Data entries
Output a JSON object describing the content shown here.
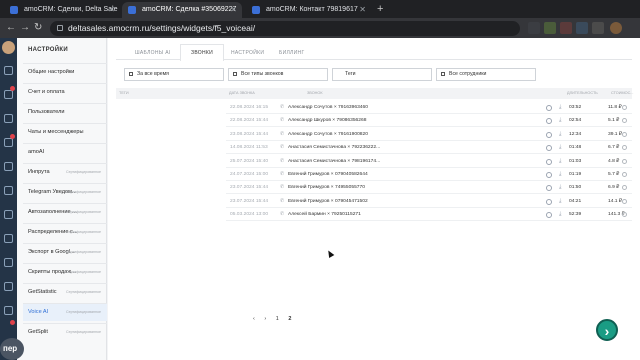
{
  "browser": {
    "tabs": [
      {
        "title": "amoCRM: Сделки, Delta Sale"
      },
      {
        "title": "amoCRM: Сделка #35069227"
      },
      {
        "title": "amoCRM: Контакт 79819617"
      }
    ],
    "new_tab": "+",
    "url": "deltasales.amocrm.ru/settings/widgets/f5_voiceai/"
  },
  "sidebar": {
    "title": "НАСТРОЙКИ",
    "items": [
      {
        "label": "Общие настройки",
        "meta": ""
      },
      {
        "label": "Счет и оплата",
        "meta": ""
      },
      {
        "label": "Пользователи",
        "meta": ""
      },
      {
        "label": "Чаты и мессенджеры",
        "meta": ""
      },
      {
        "label": "amoAI",
        "meta": ""
      },
      {
        "label": "Инпрута",
        "meta": "Сертифицированное"
      },
      {
        "label": "Telegram Уведом...",
        "meta": "Сертифицированное"
      },
      {
        "label": "Автозаполнение ...",
        "meta": "Сертифицированное"
      },
      {
        "label": "Распределение с...",
        "meta": "Сертифицированное"
      },
      {
        "label": "Экспорт в Googl...",
        "meta": "Сертифицированное"
      },
      {
        "label": "Скрипты продаж...",
        "meta": "Сертифицированное"
      },
      {
        "label": "GetStatistic",
        "meta": "Сертифицированное"
      },
      {
        "label": "Voice AI",
        "meta": "Сертифицированное"
      },
      {
        "label": "GetSplit",
        "meta": "Сертифицированное"
      }
    ]
  },
  "main": {
    "tabs": [
      "ШАБЛОНЫ AI",
      "ЗВОНКИ",
      "НАСТРОЙКИ",
      "БИЛЛИНГ"
    ],
    "filters": {
      "period": "За все время",
      "call_types": "Все типы звонков",
      "tags": "Теги",
      "staff": "Все сотрудники"
    },
    "columns": {
      "tags": "ТЕГИ",
      "date": "ДАТА ЗВОНКА",
      "call": "ЗВОНОК",
      "duration": "ДЛИТЕЛЬНОСТЬ",
      "cost": "СТОИМОС..."
    },
    "rows": [
      {
        "date": "22.08.2024 16:15",
        "call": "Александр Сочутов × 79163963460",
        "duration": "03:52",
        "cost": "11.8 ₽"
      },
      {
        "date": "22.08.2024 15:44",
        "call": "Александр Шкуров × 79086356268",
        "duration": "02:54",
        "cost": "5.1 ₽"
      },
      {
        "date": "23.08.2024 15:44",
        "call": "Александр Сочутов × 79161900820",
        "duration": "12:34",
        "cost": "39.1 ₽"
      },
      {
        "date": "14.08.2024 11:53",
        "call": "Анастасия Семистачнова × 792236222...",
        "duration": "01:48",
        "cost": "6.7 ₽"
      },
      {
        "date": "25.07.2024 15:40",
        "call": "Анастасия Семистачнова × 798196174...",
        "duration": "01:03",
        "cost": "4.8 ₽"
      },
      {
        "date": "24.07.2024 15:00",
        "call": "Евгений Гримуров × 079040582644",
        "duration": "01:19",
        "cost": "5.7 ₽"
      },
      {
        "date": "23.07.2024 15:44",
        "call": "Евгений Гримуров × 74955055770",
        "duration": "01:50",
        "cost": "6.9 ₽"
      },
      {
        "date": "23.07.2024 15:44",
        "call": "Евгений Гримуров × 079045471502",
        "duration": "04:21",
        "cost": "14.1 ₽"
      },
      {
        "date": "05.03.2024 13:00",
        "call": "Алексей Бармин × 79250115271",
        "duration": "52:39",
        "cost": "141.3 ₽"
      }
    ],
    "pager": {
      "prev": "‹",
      "next": "›",
      "pages": [
        "1",
        "2"
      ]
    }
  },
  "overlay": {
    "rec_label": "пер"
  },
  "colors": {
    "accent": "#2f6fd6",
    "fab": "#1a9c84",
    "rail": "#243447"
  }
}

▶ _WORK INSTRUCTIONS_
Without including any pictures, print all of the material exactly as given.

▶ _WORKED ANSWER_
Output a JSON object describing the content shown here.
{
  "browser": {
    "tabs": [
      {
        "title": "amoCRM: Сделки, Delta Sale"
      },
      {
        "title": "amoCRM: Сделка #35069227"
      },
      {
        "title": "amoCRM: Контакт 79819617"
      }
    ],
    "new_tab": "+",
    "url": "deltasales.amocrm.ru/settings/widgets/f5_voiceai/"
  },
  "sidebar": {
    "title": "НАСТРОЙКИ",
    "items": [
      {
        "label": "Общие настройки",
        "meta": ""
      },
      {
        "label": "Счет и оплата",
        "meta": ""
      },
      {
        "label": "Пользователи",
        "meta": ""
      },
      {
        "label": "Чаты и мессенджеры",
        "meta": ""
      },
      {
        "label": "amoAI",
        "meta": ""
      },
      {
        "label": "Инпрута",
        "meta": "Сертифицированное"
      },
      {
        "label": "Telegram Уведом...",
        "meta": "Сертифицированное"
      },
      {
        "label": "Автозаполнение ...",
        "meta": "Сертифицированное"
      },
      {
        "label": "Распределение с...",
        "meta": "Сертифицированное"
      },
      {
        "label": "Экспорт в Googl...",
        "meta": "Сертифицированное"
      },
      {
        "label": "Скрипты продаж...",
        "meta": "Сертифицированное"
      },
      {
        "label": "GetStatistic",
        "meta": "Сертифицированное"
      },
      {
        "label": "Voice AI",
        "meta": "Сертифицированное"
      },
      {
        "label": "GetSplit",
        "meta": "Сертифицированное"
      }
    ]
  },
  "main": {
    "tabs": [
      "ШАБЛОНЫ AI",
      "ЗВОНКИ",
      "НАСТРОЙКИ",
      "БИЛЛИНГ"
    ],
    "filters": {
      "period": "За все время",
      "call_types": "Все типы звонков",
      "tags": "Теги",
      "staff": "Все сотрудники"
    },
    "columns": {
      "tags": "ТЕГИ",
      "date": "ДАТА ЗВОНКА",
      "call": "ЗВОНОК",
      "duration": "ДЛИТЕЛЬНОСТЬ",
      "cost": "СТОИМОС..."
    },
    "rows": [
      {
        "date": "22.08.2024 16:15",
        "call": "Александр Сочутов × 79163963460",
        "duration": "03:52",
        "cost": "11.8 ₽"
      },
      {
        "date": "22.08.2024 15:44",
        "call": "Александр Шкуров × 79086356268",
        "duration": "02:54",
        "cost": "5.1 ₽"
      },
      {
        "date": "23.08.2024 15:44",
        "call": "Александр Сочутов × 79161900820",
        "duration": "12:34",
        "cost": "39.1 ₽"
      },
      {
        "date": "14.08.2024 11:53",
        "call": "Анастасия Семистачнова × 792236222...",
        "duration": "01:48",
        "cost": "6.7 ₽"
      },
      {
        "date": "25.07.2024 15:40",
        "call": "Анастасия Семистачнова × 798196174...",
        "duration": "01:03",
        "cost": "4.8 ₽"
      },
      {
        "date": "24.07.2024 15:00",
        "call": "Евгений Гримуров × 079040582644",
        "duration": "01:19",
        "cost": "5.7 ₽"
      },
      {
        "date": "23.07.2024 15:44",
        "call": "Евгений Гримуров × 74955055770",
        "duration": "01:50",
        "cost": "6.9 ₽"
      },
      {
        "date": "23.07.2024 15:44",
        "call": "Евгений Гримуров × 079045471502",
        "duration": "04:21",
        "cost": "14.1 ₽"
      },
      {
        "date": "05.03.2024 13:00",
        "call": "Алексей Бармин × 79250115271",
        "duration": "52:39",
        "cost": "141.3 ₽"
      }
    ],
    "pager": {
      "prev": "‹",
      "next": "›",
      "pages": [
        "1",
        "2"
      ]
    }
  },
  "overlay": {
    "rec_label": "пер"
  },
  "colors": {
    "accent": "#2f6fd6",
    "fab": "#1a9c84",
    "rail": "#243447"
  }
}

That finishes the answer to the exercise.